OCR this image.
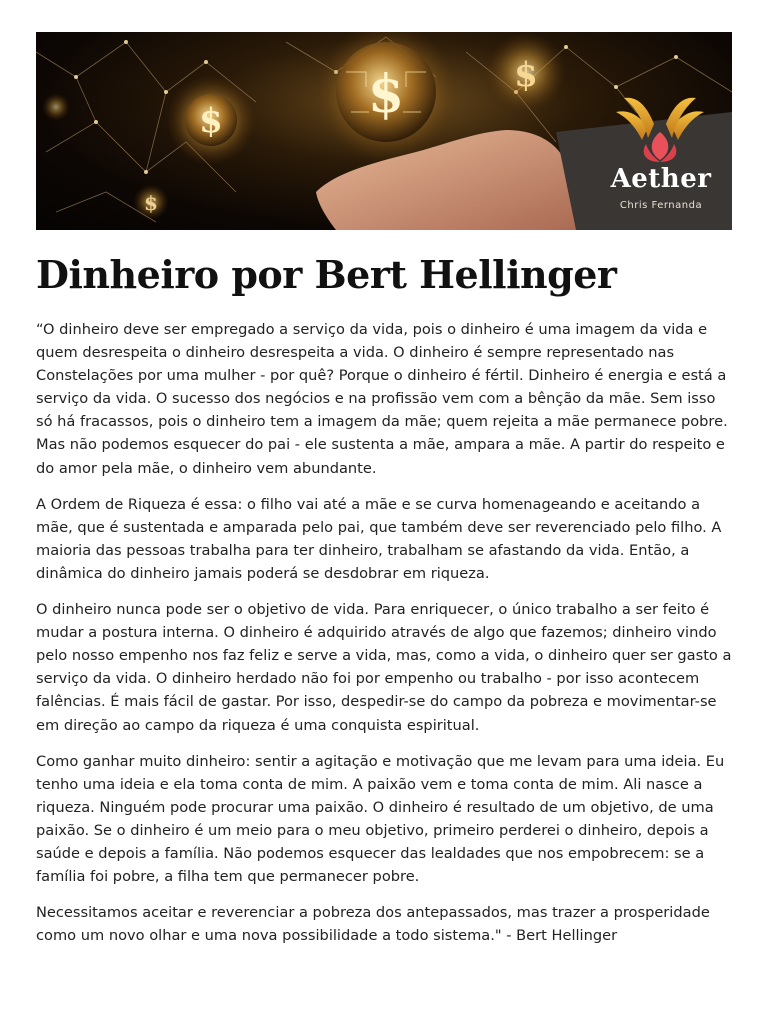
$	$	$
$
Aether
Chris Fernanda
Dinheiro por Bert Hellinger

“O dinheiro deve ser empregado a serviço da vida, pois o dinheiro é uma imagem da vida e quem desrespeita o dinheiro desrespeita a vida. O dinheiro é sempre representado nas Constelações por uma mulher - por quê? Porque o dinheiro é fértil. Dinheiro é energia e está a serviço da vida. O sucesso dos negócios e na profissão vem com a bênção da mãe. Sem isso só há fracassos, pois o dinheiro tem a imagem da mãe; quem rejeita a mãe permanece pobre. Mas não podemos esquecer do pai - ele sustenta a mãe, ampara a mãe. A partir do respeito e do amor pela mãe, o dinheiro vem abundante.

A Ordem de Riqueza é essa: o filho vai até a mãe e se curva homenageando e aceitando a mãe, que é sustentada e amparada pelo pai, que também deve ser reverenciado pelo filho. A maioria das pessoas trabalha para ter dinheiro, trabalham se afastando da vida. Então, a dinâmica do dinheiro jamais poderá se desdobrar em riqueza.

O dinheiro nunca pode ser o objetivo de vida. Para enriquecer, o único trabalho a ser feito é mudar a postura interna. O dinheiro é adquirido através de algo que fazemos; dinheiro vindo pelo nosso empenho nos faz feliz e serve a vida, mas, como a vida, o dinheiro quer ser gasto a serviço da vida. O dinheiro herdado não foi por empenho ou trabalho - por isso acontecem falências. É mais fácil de gastar. Por isso, despedir-se do campo da pobreza e movimentar-se em direção ao campo da riqueza é uma conquista espiritual.

Como ganhar muito dinheiro: sentir a agitação e motivação que me levam para uma ideia. Eu tenho uma ideia e ela toma conta de mim. A paixão vem e toma conta de mim. Ali nasce a riqueza. Ninguém pode procurar uma paixão. O dinheiro é resultado de um objetivo, de uma paixão. Se o dinheiro é um meio para o meu objetivo, primeiro perderei o dinheiro, depois a saúde e depois a família. Não podemos esquecer das lealdades que nos empobrecem: se a família foi pobre, a filha tem que permanecer pobre.

Necessitamos aceitar e reverenciar a pobreza dos antepassados, mas trazer a prosperidade como um novo olhar e uma nova possibilidade a todo sistema." - Bert Hellinger
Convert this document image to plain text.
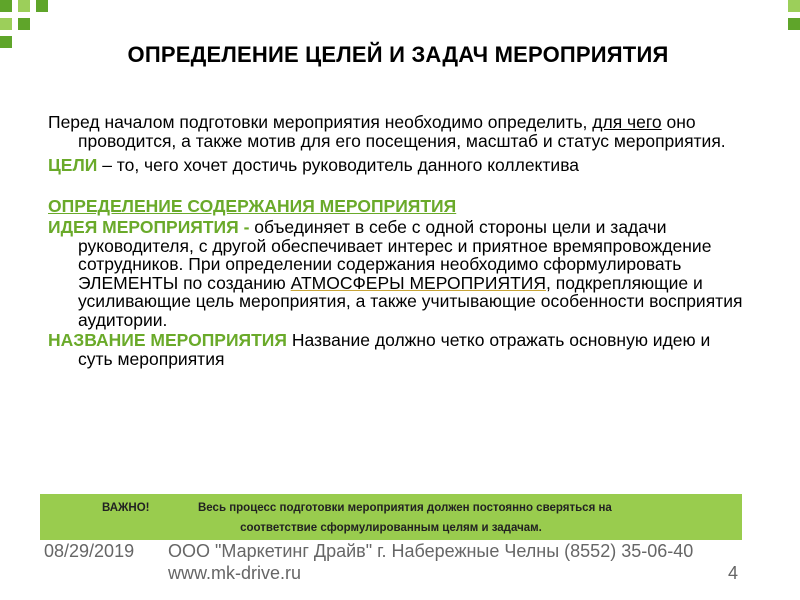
ОПРЕДЕЛЕНИЕ ЦЕЛЕЙ И ЗАДАЧ МЕРОПРИЯТИЯ

Перед началом подготовки мероприятия необходимо определить, для чего оно проводится, а также мотив для его посещения, масштаб и статус мероприятия.

ЦЕЛИ – то, чего хочет достичь руководитель данного коллектива

ОПРЕДЕЛЕНИЕ СОДЕРЖАНИЯ МЕРОПРИЯТИЯ

ИДЕЯ МЕРОПРИЯТИЯ - объединяет в себе с одной стороны цели и задачи руководителя, с другой обеспечивает интерес и приятное времяпровождение сотрудников. При определении содержания необходимо сформулировать ЭЛЕМЕНТЫ по созданию АТМОСФЕРЫ МЕРОПРИЯТИЯ, подкрепляющие и усиливающие цель мероприятия, а также учитывающие особенности восприятия аудитории.

НАЗВАНИЕ МЕРОПРИЯТИЯ Название должно четко отражать основную идею и суть мероприятия

ВАЖНО!	Весь процесс подготовки мероприятия должен постоянно сверяться на
соответствие сформулированным целям и задачам.
08/29/2019	ООО "Маркетинг Драйв" г. Набережные Челны (8552) 35-06-40 www.mk-drive.ru	4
★ ★ ★ ★ ★ ★ ★
Check each line in the records for the word "необходимо" and say how many have it, with nothing else.

2